___ Available records ___

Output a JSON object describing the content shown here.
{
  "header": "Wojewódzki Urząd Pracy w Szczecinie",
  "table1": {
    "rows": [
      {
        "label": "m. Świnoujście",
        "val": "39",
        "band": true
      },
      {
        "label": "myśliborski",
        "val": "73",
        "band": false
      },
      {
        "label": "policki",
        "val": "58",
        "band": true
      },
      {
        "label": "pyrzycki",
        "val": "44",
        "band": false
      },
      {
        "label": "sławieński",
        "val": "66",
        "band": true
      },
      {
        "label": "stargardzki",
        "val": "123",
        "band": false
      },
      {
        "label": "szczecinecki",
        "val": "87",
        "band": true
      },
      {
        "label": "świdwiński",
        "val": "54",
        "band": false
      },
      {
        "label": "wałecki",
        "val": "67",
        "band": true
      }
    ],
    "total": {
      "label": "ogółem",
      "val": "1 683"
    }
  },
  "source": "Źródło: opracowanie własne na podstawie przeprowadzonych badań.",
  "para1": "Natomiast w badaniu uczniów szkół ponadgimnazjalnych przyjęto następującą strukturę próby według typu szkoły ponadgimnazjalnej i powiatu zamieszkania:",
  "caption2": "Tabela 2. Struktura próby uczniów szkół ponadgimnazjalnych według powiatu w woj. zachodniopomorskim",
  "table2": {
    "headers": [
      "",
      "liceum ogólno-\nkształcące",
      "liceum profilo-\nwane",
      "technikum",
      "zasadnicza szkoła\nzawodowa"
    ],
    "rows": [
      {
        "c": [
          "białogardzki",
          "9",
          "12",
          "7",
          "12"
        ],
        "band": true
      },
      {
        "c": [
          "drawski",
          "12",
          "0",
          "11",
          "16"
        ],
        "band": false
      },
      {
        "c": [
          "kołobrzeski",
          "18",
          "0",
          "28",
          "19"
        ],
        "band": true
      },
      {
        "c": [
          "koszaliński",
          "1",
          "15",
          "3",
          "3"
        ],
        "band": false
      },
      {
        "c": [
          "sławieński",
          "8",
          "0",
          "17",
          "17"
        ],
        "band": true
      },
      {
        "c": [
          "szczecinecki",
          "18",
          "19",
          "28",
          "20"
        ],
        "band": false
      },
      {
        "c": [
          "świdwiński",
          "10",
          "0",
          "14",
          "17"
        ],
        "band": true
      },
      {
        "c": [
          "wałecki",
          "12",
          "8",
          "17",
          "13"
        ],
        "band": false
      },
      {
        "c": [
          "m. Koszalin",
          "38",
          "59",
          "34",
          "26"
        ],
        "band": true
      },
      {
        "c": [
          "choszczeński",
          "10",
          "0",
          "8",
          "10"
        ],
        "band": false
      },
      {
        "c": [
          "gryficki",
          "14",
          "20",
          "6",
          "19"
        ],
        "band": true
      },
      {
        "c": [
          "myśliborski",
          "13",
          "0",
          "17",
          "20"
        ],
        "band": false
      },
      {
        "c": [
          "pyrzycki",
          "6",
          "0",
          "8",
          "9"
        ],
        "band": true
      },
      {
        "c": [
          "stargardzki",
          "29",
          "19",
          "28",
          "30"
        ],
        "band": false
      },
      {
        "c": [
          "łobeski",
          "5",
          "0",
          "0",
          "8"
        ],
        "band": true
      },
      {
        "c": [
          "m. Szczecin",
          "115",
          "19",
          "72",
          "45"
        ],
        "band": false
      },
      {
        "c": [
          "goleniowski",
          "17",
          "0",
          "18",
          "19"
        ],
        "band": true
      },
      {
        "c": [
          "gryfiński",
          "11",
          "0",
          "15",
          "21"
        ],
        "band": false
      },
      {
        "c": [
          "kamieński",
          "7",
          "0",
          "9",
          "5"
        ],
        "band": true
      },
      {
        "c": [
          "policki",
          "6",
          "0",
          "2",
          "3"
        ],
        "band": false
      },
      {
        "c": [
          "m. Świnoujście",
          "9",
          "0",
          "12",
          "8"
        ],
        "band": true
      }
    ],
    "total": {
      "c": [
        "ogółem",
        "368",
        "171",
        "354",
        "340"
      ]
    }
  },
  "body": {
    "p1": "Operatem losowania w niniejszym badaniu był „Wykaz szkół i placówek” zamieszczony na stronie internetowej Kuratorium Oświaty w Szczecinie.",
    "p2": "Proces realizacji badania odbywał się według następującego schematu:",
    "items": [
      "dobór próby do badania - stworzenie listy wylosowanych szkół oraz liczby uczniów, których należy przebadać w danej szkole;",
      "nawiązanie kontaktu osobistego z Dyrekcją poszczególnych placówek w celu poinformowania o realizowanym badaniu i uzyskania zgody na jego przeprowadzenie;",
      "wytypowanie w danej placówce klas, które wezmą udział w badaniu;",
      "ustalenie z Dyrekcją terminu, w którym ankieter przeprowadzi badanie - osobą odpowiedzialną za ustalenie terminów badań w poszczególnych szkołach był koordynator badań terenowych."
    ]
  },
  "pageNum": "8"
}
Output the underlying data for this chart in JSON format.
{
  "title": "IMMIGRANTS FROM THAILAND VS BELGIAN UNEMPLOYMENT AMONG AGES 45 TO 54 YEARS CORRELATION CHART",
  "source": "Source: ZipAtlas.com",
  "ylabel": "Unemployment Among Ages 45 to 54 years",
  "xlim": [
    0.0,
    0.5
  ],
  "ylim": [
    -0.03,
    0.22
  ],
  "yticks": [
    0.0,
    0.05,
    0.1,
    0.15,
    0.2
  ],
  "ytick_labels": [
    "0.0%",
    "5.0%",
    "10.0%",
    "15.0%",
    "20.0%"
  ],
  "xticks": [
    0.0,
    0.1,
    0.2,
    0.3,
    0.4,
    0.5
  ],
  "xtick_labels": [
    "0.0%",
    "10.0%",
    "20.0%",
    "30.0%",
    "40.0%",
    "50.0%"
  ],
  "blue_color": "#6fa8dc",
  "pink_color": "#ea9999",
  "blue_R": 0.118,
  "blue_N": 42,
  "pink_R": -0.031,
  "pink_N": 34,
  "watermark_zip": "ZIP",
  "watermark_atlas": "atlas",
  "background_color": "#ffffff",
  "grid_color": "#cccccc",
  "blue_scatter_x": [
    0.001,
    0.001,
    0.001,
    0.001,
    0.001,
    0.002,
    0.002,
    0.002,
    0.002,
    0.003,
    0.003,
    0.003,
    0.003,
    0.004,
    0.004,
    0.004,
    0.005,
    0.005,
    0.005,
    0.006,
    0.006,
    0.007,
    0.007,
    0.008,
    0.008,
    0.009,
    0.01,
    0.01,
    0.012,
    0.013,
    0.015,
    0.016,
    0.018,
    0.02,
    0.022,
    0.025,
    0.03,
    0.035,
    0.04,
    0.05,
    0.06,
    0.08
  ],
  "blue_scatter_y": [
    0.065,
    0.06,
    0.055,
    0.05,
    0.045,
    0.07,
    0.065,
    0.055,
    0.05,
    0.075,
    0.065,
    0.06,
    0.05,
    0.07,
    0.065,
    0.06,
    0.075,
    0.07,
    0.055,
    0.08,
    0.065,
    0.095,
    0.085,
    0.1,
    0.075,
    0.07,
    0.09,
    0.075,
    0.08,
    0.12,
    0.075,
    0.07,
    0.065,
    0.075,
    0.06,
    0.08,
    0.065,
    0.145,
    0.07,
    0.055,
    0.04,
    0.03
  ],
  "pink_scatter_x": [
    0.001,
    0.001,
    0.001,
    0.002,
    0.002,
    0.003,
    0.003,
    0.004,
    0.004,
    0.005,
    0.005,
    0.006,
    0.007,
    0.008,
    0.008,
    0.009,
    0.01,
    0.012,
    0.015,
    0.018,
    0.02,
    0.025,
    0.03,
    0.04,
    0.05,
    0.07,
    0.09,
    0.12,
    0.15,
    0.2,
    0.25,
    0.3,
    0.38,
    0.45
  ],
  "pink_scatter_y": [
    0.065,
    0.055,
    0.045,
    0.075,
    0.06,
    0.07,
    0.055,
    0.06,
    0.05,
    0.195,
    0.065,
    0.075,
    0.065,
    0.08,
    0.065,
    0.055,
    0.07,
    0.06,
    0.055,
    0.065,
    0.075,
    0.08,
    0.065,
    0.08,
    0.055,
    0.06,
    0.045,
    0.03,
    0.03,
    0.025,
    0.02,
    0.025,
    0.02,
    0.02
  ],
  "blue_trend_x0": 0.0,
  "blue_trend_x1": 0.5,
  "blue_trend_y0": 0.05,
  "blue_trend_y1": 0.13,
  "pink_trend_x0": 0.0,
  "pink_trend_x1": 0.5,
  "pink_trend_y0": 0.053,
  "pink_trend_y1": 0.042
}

___

Which lines include the word "danej"? Copy every one of them.

(Worked answer)
      "dobór próby do badania - stworzenie listy wylosowanych szkół oraz liczby uczniów, których należy przebadać w danej szkole;",
      "wytypowanie w danej placówce klas, które wezmą udział w badaniu;",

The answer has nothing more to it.